Copy the lines holding the word "خانواده", all of them.

── THE DATA

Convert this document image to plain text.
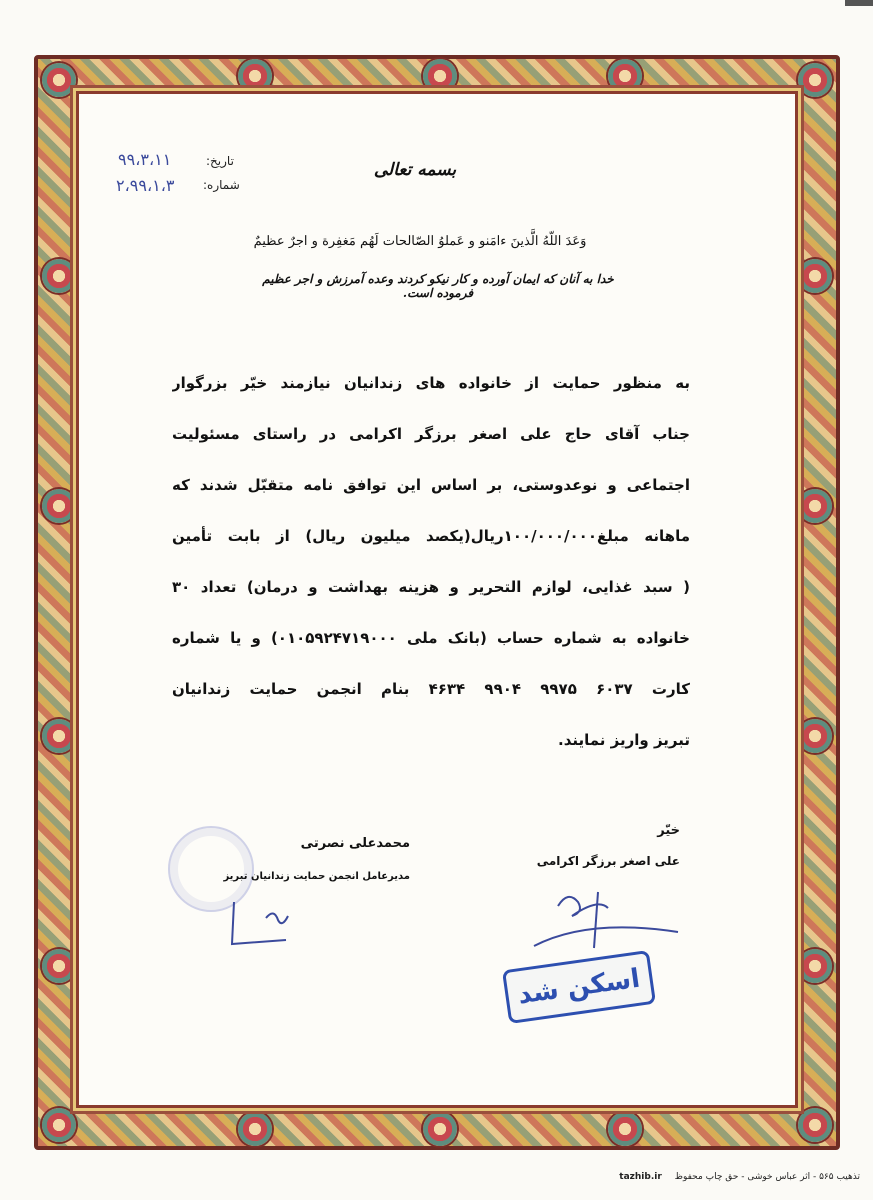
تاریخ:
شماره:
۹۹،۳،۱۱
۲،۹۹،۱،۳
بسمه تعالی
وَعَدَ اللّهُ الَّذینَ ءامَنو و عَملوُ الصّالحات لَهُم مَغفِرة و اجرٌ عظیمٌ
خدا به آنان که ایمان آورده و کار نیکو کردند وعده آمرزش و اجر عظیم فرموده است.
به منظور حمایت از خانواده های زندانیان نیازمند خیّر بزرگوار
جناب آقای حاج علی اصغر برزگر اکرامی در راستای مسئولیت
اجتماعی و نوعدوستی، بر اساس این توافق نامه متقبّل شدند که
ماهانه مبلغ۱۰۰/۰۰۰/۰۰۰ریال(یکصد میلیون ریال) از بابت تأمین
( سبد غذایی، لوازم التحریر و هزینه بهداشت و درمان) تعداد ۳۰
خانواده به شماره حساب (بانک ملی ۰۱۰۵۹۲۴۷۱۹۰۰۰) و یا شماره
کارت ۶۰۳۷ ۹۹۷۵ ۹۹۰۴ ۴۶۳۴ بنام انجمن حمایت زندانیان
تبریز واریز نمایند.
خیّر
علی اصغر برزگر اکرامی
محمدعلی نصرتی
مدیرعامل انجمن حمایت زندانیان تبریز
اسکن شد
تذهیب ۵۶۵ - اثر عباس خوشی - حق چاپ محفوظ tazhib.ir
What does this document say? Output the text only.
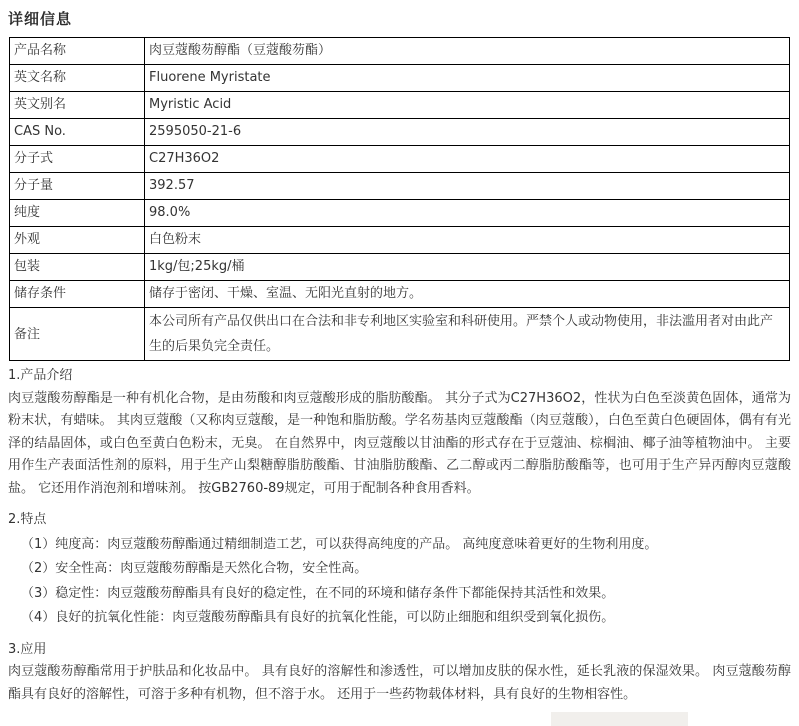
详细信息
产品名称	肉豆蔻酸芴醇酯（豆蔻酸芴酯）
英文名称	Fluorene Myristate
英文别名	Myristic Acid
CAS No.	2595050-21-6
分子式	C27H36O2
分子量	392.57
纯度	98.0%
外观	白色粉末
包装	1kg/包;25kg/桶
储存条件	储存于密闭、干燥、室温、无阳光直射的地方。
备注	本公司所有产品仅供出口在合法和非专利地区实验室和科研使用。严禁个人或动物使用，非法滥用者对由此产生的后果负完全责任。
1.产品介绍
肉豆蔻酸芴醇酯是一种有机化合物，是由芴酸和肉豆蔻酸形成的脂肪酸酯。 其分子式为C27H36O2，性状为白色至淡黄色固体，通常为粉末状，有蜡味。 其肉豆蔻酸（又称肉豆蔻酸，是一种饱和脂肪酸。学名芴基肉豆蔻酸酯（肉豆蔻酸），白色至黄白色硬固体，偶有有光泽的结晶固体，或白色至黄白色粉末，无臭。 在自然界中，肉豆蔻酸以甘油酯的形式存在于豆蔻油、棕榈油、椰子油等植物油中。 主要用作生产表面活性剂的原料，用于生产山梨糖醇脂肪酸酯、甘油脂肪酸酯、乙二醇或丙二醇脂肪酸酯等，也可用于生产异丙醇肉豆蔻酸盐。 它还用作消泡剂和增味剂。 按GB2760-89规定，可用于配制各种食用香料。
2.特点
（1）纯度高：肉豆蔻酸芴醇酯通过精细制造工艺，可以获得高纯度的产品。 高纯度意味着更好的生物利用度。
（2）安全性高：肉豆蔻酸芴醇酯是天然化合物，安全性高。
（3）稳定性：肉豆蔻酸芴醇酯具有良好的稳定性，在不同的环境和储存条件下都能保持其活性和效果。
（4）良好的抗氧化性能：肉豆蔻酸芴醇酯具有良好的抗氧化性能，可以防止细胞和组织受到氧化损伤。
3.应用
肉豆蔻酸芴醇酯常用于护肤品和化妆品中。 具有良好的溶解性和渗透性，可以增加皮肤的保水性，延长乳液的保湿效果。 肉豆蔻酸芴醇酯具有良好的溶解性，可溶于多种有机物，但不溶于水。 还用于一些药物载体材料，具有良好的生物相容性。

────
── THE DATA

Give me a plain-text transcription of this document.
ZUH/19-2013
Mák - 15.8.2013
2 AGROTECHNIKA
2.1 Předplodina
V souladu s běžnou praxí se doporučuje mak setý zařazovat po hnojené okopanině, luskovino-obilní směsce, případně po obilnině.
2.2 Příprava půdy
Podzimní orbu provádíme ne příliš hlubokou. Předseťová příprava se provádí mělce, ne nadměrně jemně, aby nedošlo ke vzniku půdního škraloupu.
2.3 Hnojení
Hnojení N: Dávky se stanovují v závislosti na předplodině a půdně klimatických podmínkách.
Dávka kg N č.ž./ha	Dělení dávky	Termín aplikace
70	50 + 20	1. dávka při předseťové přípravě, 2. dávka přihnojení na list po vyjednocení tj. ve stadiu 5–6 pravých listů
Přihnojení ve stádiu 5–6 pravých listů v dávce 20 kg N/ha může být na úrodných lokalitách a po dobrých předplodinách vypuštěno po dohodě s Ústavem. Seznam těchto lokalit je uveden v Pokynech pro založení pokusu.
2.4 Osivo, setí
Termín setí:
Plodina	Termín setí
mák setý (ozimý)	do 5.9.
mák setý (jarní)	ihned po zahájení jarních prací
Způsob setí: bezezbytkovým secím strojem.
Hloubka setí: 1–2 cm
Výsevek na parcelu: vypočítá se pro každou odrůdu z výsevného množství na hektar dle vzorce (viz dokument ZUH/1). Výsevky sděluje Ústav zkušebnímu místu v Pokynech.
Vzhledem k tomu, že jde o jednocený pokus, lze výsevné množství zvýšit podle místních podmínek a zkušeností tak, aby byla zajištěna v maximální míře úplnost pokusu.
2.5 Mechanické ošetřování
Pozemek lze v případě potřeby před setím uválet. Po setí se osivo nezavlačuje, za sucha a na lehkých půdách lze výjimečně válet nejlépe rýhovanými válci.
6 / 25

────

## RESPONSE BELOW
به منظور حمایت از خانواده های زندانیان نیازمند خیّر بزرگوار
خانواده به شماره حساب (بانک ملی ۰۱۰۵۹۲۴۷۱۹۰۰۰) و یا شماره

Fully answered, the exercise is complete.